Record list:
****************

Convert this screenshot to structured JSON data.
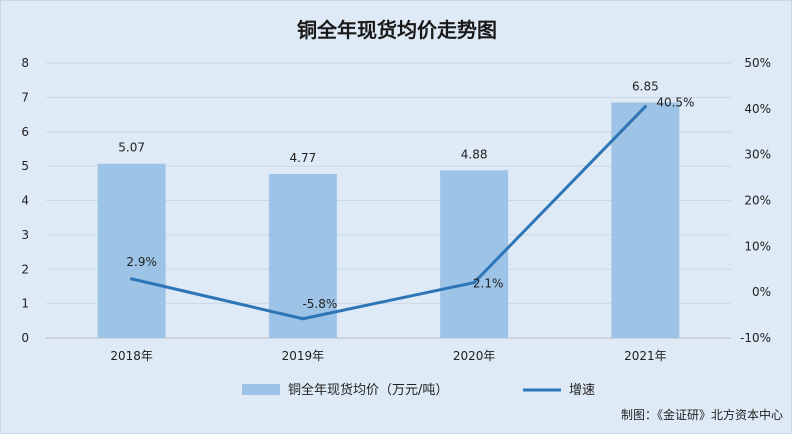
{
  "chart_data": {
    "type": "bar",
    "title": "铜全年现货均价走势图",
    "categories": [
      "2018年",
      "2019年",
      "2020年",
      "2021年"
    ],
    "series": [
      {
        "name": "铜全年现货均价（万元/吨）",
        "type": "bar",
        "axis": "left",
        "values": [
          5.07,
          4.77,
          4.88,
          6.85
        ],
        "labels": [
          "5.07",
          "4.77",
          "4.88",
          "6.85"
        ],
        "color": "#9dc3e6"
      },
      {
        "name": "增速",
        "type": "line",
        "axis": "right",
        "values": [
          2.9,
          -5.8,
          2.1,
          40.5
        ],
        "labels": [
          "2.9%",
          "-5.8%",
          "2.1%",
          "40.5%"
        ],
        "color": "#2e75b6"
      }
    ],
    "y_left": {
      "ylim": [
        0,
        8
      ],
      "ticks": [
        "0",
        "1",
        "2",
        "3",
        "4",
        "5",
        "6",
        "7",
        "8"
      ]
    },
    "y_right": {
      "ylim": [
        -10,
        50
      ],
      "ticks": [
        "-10%",
        "0%",
        "10%",
        "20%",
        "30%",
        "40%",
        "50%"
      ]
    },
    "grid": true,
    "legend_position": "bottom-center",
    "source": "制图：《金证研》北方资本中心"
  }
}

****************

Exercise task: Images do not belong in the copy; reproduce all other parts of the records above verbatim.

Answer to the exercise:
Convert this screenshot to structured JSON data.
{
  "chart_data": {
    "type": "bar",
    "title": "铜全年现货均价走势图",
    "categories": [
      "2018年",
      "2019年",
      "2020年",
      "2021年"
    ],
    "series": [
      {
        "name": "铜全年现货均价（万元/吨）",
        "type": "bar",
        "axis": "left",
        "values": [
          5.07,
          4.77,
          4.88,
          6.85
        ],
        "labels": [
          "5.07",
          "4.77",
          "4.88",
          "6.85"
        ],
        "color": "#9dc3e6"
      },
      {
        "name": "增速",
        "type": "line",
        "axis": "right",
        "values": [
          2.9,
          -5.8,
          2.1,
          40.5
        ],
        "labels": [
          "2.9%",
          "-5.8%",
          "2.1%",
          "40.5%"
        ],
        "color": "#2e75b6"
      }
    ],
    "y_left": {
      "ylim": [
        0,
        8
      ],
      "ticks": [
        "0",
        "1",
        "2",
        "3",
        "4",
        "5",
        "6",
        "7",
        "8"
      ]
    },
    "y_right": {
      "ylim": [
        -10,
        50
      ],
      "ticks": [
        "-10%",
        "0%",
        "10%",
        "20%",
        "30%",
        "40%",
        "50%"
      ]
    },
    "grid": true,
    "legend_position": "bottom-center",
    "source": "制图：《金证研》北方资本中心"
  }
}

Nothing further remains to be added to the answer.